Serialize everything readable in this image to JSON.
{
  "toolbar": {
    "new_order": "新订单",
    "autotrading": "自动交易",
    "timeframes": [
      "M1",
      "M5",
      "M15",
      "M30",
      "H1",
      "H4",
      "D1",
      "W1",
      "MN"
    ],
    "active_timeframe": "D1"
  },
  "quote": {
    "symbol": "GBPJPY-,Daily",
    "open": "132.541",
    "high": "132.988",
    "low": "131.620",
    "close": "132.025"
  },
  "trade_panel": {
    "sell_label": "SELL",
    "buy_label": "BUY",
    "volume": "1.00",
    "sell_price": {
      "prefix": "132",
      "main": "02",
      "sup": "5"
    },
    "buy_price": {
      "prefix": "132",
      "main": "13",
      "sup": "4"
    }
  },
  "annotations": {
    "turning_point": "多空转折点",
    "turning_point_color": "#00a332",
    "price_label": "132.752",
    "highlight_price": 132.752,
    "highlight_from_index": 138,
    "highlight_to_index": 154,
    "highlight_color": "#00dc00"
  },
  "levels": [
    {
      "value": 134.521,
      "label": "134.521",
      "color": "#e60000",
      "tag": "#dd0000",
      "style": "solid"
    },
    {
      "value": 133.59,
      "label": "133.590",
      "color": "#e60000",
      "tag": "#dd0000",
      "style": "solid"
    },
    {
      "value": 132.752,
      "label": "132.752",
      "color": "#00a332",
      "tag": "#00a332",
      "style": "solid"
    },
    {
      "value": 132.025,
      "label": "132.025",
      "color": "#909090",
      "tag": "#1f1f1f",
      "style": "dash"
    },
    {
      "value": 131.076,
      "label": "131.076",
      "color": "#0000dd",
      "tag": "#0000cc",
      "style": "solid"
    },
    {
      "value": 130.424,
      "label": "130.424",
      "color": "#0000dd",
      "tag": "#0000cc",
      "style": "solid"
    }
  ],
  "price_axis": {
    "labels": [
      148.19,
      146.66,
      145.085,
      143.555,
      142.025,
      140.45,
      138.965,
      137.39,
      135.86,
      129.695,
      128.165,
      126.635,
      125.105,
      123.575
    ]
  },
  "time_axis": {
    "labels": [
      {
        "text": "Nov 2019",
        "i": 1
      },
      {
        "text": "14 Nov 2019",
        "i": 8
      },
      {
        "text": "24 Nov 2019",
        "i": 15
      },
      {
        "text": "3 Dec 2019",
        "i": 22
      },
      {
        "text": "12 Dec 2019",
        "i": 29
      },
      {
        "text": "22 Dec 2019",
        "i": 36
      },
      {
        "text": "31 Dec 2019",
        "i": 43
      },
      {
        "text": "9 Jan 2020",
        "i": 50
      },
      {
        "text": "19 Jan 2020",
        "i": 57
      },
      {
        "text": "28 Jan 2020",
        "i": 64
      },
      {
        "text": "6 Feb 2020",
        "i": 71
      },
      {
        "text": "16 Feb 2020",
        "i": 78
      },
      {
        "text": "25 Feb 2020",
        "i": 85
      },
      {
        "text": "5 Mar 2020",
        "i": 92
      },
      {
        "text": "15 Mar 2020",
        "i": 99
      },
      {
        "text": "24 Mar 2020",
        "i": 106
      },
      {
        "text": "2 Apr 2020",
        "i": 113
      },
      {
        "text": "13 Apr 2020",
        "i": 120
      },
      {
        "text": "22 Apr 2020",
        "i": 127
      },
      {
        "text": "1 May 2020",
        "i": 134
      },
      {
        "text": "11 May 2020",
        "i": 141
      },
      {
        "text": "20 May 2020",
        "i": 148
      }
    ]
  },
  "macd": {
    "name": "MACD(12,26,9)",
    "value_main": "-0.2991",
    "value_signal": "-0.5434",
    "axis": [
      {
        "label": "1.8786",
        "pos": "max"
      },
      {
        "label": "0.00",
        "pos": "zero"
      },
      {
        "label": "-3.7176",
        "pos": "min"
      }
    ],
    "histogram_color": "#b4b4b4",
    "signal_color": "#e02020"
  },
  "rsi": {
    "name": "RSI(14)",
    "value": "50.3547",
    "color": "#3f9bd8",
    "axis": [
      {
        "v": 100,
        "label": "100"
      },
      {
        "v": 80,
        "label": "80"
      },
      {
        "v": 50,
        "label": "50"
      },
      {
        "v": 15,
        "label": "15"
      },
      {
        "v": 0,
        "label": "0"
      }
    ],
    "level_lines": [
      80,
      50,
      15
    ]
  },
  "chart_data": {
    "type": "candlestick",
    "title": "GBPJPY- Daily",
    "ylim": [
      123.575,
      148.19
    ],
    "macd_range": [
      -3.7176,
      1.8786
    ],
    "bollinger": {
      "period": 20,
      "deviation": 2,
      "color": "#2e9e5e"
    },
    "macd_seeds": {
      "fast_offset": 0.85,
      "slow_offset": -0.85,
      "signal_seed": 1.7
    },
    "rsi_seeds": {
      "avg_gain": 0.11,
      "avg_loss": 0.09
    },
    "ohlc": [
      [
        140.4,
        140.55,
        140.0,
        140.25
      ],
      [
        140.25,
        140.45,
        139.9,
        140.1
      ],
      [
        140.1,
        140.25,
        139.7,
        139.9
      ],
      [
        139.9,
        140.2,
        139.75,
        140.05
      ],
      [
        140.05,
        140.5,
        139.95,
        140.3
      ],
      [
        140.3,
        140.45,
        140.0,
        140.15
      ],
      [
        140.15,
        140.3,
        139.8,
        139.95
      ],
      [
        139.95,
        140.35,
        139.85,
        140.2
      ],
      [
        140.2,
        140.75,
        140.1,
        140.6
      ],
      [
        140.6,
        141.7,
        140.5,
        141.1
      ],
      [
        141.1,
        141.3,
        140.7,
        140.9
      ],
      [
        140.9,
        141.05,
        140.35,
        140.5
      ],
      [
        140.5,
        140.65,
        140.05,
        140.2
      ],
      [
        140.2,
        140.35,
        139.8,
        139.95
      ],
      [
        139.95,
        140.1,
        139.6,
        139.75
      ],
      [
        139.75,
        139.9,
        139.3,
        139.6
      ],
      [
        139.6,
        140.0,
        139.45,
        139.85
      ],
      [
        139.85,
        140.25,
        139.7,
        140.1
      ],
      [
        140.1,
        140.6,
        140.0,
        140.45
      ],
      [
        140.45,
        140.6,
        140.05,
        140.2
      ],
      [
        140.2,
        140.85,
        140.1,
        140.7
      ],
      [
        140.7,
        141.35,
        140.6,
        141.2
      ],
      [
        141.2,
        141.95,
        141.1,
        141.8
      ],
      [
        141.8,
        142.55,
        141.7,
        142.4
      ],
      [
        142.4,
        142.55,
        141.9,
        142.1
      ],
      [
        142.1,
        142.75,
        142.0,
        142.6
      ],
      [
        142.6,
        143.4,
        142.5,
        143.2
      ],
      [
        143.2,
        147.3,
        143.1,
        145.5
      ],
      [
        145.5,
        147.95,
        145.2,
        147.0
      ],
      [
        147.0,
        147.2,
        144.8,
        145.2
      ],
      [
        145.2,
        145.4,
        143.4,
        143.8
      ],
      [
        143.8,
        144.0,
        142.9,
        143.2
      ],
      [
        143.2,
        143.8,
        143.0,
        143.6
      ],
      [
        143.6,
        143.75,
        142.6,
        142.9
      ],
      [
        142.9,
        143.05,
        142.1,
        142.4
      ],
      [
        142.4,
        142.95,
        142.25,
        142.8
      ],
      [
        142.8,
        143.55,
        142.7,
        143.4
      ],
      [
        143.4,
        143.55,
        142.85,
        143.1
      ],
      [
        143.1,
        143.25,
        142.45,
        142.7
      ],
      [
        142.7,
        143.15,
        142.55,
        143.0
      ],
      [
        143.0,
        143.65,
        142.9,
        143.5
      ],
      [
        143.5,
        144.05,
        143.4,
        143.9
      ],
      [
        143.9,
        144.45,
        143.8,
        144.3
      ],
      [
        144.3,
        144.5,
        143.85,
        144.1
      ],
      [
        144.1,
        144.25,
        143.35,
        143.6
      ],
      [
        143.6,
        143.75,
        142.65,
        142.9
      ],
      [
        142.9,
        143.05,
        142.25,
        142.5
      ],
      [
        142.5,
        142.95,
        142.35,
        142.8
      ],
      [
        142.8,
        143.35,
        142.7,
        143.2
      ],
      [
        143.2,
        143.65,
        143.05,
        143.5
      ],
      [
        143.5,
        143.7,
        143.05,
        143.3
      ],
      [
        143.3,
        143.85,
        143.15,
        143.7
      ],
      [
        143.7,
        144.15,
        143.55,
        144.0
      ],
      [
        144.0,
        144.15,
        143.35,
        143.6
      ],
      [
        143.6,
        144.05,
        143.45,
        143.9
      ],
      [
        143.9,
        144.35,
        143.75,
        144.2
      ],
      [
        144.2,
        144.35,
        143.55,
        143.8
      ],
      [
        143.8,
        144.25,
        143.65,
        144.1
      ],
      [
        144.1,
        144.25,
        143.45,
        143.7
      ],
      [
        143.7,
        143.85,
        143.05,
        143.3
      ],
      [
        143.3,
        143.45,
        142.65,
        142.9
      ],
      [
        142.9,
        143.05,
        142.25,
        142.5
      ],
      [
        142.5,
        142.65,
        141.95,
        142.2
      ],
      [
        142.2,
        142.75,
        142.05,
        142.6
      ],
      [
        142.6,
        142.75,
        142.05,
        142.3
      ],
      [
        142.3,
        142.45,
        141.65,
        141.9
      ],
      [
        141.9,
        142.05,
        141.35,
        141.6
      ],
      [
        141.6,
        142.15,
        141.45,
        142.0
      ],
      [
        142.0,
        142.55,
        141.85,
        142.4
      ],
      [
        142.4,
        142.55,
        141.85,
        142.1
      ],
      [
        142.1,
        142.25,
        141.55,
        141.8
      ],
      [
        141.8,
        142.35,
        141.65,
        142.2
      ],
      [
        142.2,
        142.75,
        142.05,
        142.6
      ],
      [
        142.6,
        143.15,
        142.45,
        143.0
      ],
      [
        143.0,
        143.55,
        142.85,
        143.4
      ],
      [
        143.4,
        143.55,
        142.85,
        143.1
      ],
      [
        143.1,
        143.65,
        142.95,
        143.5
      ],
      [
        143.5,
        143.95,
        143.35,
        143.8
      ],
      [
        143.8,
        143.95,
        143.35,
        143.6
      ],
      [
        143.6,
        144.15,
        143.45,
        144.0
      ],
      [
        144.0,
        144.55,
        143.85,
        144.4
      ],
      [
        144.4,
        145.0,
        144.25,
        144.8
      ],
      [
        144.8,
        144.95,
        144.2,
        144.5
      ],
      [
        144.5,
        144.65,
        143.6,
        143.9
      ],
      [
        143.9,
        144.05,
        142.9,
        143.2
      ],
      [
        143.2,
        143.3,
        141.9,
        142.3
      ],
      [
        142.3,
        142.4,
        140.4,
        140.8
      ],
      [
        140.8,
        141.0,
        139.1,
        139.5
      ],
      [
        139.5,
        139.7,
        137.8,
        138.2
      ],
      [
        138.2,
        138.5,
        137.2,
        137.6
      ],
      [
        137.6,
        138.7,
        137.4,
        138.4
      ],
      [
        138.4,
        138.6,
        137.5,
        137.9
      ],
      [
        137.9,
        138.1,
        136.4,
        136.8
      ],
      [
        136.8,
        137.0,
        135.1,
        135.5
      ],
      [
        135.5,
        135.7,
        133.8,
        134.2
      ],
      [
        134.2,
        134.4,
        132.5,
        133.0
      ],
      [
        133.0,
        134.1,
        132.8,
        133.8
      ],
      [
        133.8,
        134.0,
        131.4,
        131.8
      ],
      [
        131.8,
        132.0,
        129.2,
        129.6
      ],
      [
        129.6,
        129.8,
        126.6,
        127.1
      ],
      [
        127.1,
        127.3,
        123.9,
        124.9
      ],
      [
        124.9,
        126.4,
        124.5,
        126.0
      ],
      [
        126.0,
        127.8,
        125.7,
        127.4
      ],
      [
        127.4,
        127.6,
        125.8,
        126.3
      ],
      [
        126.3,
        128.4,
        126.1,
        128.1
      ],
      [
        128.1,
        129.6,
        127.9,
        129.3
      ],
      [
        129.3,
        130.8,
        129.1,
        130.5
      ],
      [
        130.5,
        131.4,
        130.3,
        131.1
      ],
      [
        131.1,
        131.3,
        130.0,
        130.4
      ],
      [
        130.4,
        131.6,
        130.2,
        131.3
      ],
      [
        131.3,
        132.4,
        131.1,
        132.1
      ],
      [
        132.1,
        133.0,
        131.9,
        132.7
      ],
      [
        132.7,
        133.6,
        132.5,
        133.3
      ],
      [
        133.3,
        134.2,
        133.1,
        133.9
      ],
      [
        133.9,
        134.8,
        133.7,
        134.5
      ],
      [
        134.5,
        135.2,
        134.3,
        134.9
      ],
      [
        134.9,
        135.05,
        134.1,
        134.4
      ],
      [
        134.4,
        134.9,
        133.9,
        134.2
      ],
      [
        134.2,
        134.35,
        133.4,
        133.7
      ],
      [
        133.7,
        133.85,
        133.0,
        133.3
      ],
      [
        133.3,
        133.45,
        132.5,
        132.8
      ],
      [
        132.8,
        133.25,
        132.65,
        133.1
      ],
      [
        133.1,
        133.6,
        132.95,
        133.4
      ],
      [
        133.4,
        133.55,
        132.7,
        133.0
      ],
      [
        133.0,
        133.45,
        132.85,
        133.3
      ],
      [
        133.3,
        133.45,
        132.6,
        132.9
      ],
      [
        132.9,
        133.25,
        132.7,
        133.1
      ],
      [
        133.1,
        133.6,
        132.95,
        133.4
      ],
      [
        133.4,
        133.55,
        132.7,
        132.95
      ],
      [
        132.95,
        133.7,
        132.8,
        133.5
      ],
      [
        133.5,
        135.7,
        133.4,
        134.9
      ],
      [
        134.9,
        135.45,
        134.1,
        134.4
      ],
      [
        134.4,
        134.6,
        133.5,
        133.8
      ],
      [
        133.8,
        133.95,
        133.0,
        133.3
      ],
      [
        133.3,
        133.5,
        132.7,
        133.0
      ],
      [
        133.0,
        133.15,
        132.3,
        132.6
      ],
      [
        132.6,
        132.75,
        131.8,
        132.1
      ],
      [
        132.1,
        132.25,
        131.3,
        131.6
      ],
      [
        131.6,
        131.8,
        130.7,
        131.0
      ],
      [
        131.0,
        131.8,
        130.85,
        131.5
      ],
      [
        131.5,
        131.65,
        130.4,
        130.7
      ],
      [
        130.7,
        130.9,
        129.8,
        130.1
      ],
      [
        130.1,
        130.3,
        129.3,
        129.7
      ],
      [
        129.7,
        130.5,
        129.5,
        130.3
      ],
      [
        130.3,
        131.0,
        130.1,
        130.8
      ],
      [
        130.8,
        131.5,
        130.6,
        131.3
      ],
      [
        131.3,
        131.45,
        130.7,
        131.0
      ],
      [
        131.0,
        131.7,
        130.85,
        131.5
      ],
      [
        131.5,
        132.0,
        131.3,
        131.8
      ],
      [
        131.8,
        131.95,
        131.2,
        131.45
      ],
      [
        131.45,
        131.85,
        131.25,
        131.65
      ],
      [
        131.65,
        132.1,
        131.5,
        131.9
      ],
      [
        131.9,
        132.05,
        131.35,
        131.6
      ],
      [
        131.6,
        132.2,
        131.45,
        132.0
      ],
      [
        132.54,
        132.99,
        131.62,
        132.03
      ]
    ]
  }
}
··········
- **WRITTEN INSTRUCTION**: Locate all lines holding the word "Daily", then copy them out.

- **WRITTEN RESPONSE**:
    "symbol": "GBPJPY-,Daily",
    "title": "GBPJPY- Daily",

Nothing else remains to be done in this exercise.